● **Work to be completed**
Which lines in the entries below contain the string "exponent"? Report each of them in full.

● **Given records**

[BEGIN]

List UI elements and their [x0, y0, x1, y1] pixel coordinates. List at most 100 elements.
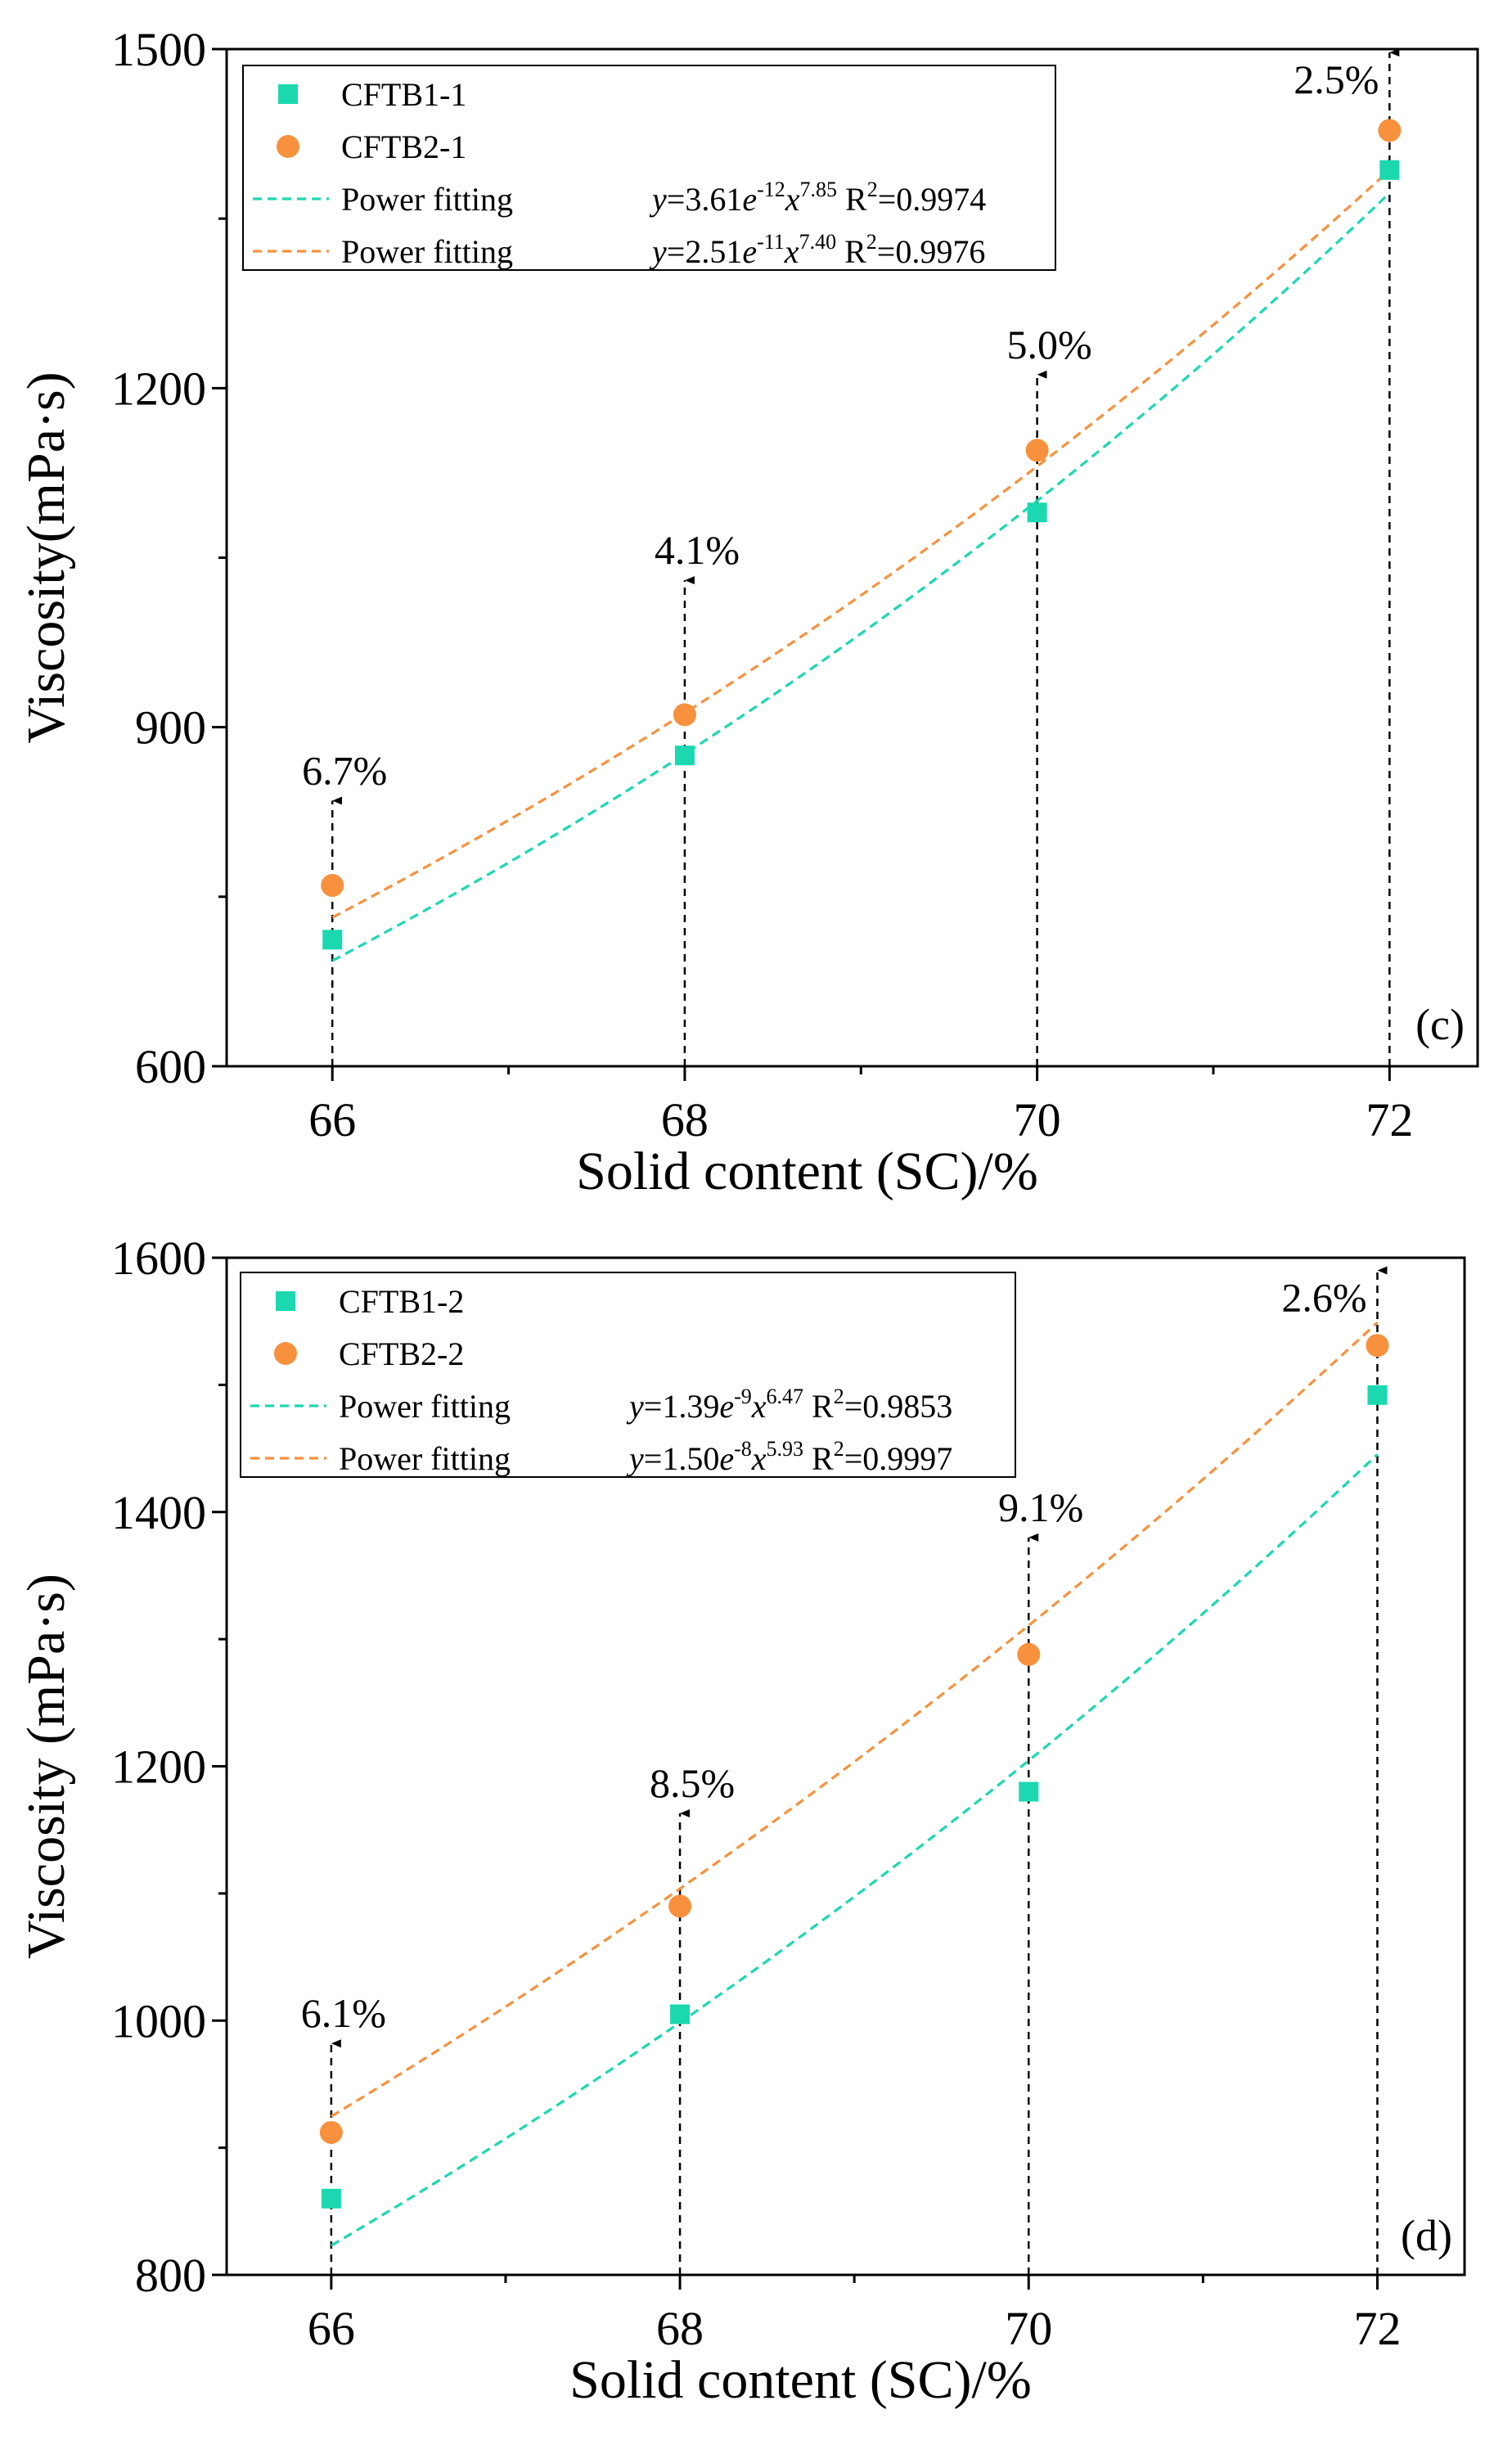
y-tick-label: 900 — [135, 701, 206, 754]
y-tick-label: 1400 — [111, 1486, 206, 1539]
eq-x: x — [785, 181, 800, 218]
eq-power: 7.40 — [799, 230, 837, 254]
data-point-CFTB2-1 — [1378, 119, 1402, 142]
data-point-CFTB1-1 — [674, 745, 695, 766]
eq-coefficient: 2.51 — [685, 233, 742, 270]
eq-power: 7.85 — [800, 178, 838, 201]
annotation-label: 8.5% — [650, 1760, 735, 1806]
eq-r: R — [837, 181, 867, 218]
eq-exponent: -9 — [734, 1385, 752, 1408]
data-point-CFTB1-1 — [1379, 160, 1400, 180]
eq-equals: = — [877, 233, 896, 270]
y-axis-title: Viscosity (mPa·s) — [16, 1574, 76, 1959]
fit-curve-2 — [331, 169, 1391, 919]
data-point-CFTB2-1 — [673, 703, 696, 727]
annotation-label: 4.1% — [655, 527, 740, 573]
eq-r2-value: 0.9997 — [862, 1440, 952, 1477]
annotation-label: 2.5% — [1294, 56, 1379, 102]
x-tick-label: 70 — [1005, 2302, 1052, 2355]
panel-label: (c) — [1415, 1000, 1465, 1049]
eq-r2-value: 0.9853 — [862, 1388, 952, 1425]
fit-equation: y=3.61e-12x7.85 R2=0.9974 — [649, 178, 986, 218]
fit-curve-1 — [331, 191, 1391, 962]
y-axis-title: Viscosity(mPa·s) — [16, 372, 76, 743]
eq-coefficient: 1.50 — [662, 1440, 719, 1477]
legend-label: CFTB1-2 — [339, 1283, 464, 1320]
eq-exponent: -12 — [757, 178, 785, 201]
data-point-CFTB1-1 — [1027, 502, 1047, 523]
eq-equals: = — [844, 1440, 863, 1477]
eq-equals: = — [878, 181, 897, 218]
fit-equation: y=1.39e-9x6.47 R2=0.9853 — [626, 1385, 952, 1425]
eq-r: R — [803, 1388, 834, 1425]
eq-y: y — [626, 1440, 644, 1477]
legend-label: Power fitting — [341, 233, 513, 270]
fit-equation: y=1.50e-8x5.93 R2=0.9997 — [626, 1437, 952, 1477]
annotation-label: 6.7% — [302, 747, 387, 793]
x-tick-label: 68 — [656, 2302, 704, 2355]
data-point-CFTB1-2 — [1019, 1781, 1039, 1802]
x-tick-label: 66 — [308, 2302, 355, 2355]
data-point-CFTB2-2 — [1366, 1334, 1389, 1358]
y-tick-label: 1600 — [111, 1232, 206, 1285]
eq-e: e — [742, 233, 757, 270]
chart-panel-d: 6.1% 8.5% 9.1% 2.6% 66 68 70 72 800 1000 1200 1400 1… — [16, 1232, 1466, 2410]
legend-box — [242, 65, 1056, 271]
x-tick-label: 66 — [308, 1093, 356, 1146]
eq-power: 6.47 — [767, 1385, 804, 1408]
eq-y: y — [626, 1388, 644, 1425]
annotation-label: 6.1% — [301, 1990, 386, 2036]
eq-r: R — [836, 233, 866, 270]
annotation-label: 5.0% — [1007, 322, 1092, 367]
eq-equals: = — [667, 181, 686, 218]
data-point-CFTB2-2 — [668, 1894, 692, 1918]
annotation-label: 2.6% — [1281, 1275, 1366, 1321]
legend-circle-icon — [277, 135, 299, 158]
legend-label: CFTB2-1 — [341, 128, 466, 165]
annotation-label: 9.1% — [998, 1484, 1083, 1530]
eq-r2-value: 0.9976 — [895, 233, 985, 270]
eq-equals: = — [667, 233, 686, 270]
x-tick-label: 72 — [1366, 1093, 1413, 1146]
legend-label: CFTB1-1 — [341, 76, 466, 113]
legend-label: Power fitting — [339, 1388, 511, 1425]
data-point-CFTB2-2 — [1017, 1642, 1041, 1666]
x-tick-label: 68 — [661, 1093, 709, 1146]
legend-label: Power fitting — [341, 181, 513, 218]
data-point-CFTB2-2 — [319, 2120, 343, 2144]
eq-power: 5.93 — [767, 1437, 804, 1461]
legend-square-icon — [278, 84, 298, 104]
eq-r-squared: 2 — [867, 178, 878, 201]
eq-exponent: -11 — [757, 230, 785, 254]
eq-r: R — [803, 1440, 834, 1477]
legend-circle-icon — [274, 1342, 297, 1365]
x-tick-label: 72 — [1353, 2302, 1401, 2355]
eq-x: x — [751, 1388, 767, 1425]
eq-r-squared: 2 — [834, 1437, 844, 1461]
eq-equals: = — [644, 1388, 663, 1425]
legend-box — [240, 1272, 1016, 1478]
eq-y: y — [649, 181, 667, 218]
eq-x: x — [751, 1440, 767, 1477]
data-point-CFTB1-2 — [321, 2188, 341, 2209]
eq-equals: = — [644, 1440, 663, 1477]
eq-y: y — [649, 233, 667, 270]
eq-r2-value: 0.9974 — [896, 181, 986, 218]
y-tick-label: 1000 — [111, 1994, 206, 2047]
legend-label: CFTB2-2 — [339, 1335, 464, 1372]
data-point-CFTB1-2 — [670, 2004, 691, 2024]
eq-e: e — [742, 181, 757, 218]
data-point-CFTB1-2 — [1367, 1385, 1388, 1405]
y-tick-label: 1500 — [111, 23, 206, 76]
fit-equation: y=2.51e-11x7.40 R2=0.9976 — [649, 230, 985, 270]
y-tick-label: 1200 — [111, 362, 206, 415]
legend-square-icon — [276, 1291, 295, 1311]
data-point-CFTB1-1 — [322, 930, 343, 950]
data-point-CFTB2-1 — [1025, 439, 1049, 462]
fit-curve-1 — [331, 1453, 1379, 2247]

[END]

● **Exercise answer**
eq-exponent: -9 — [734, 1385, 752, 1408]
eq-exponent: -12 — [757, 178, 785, 201]
eq-exponent: -11 — [757, 230, 785, 254]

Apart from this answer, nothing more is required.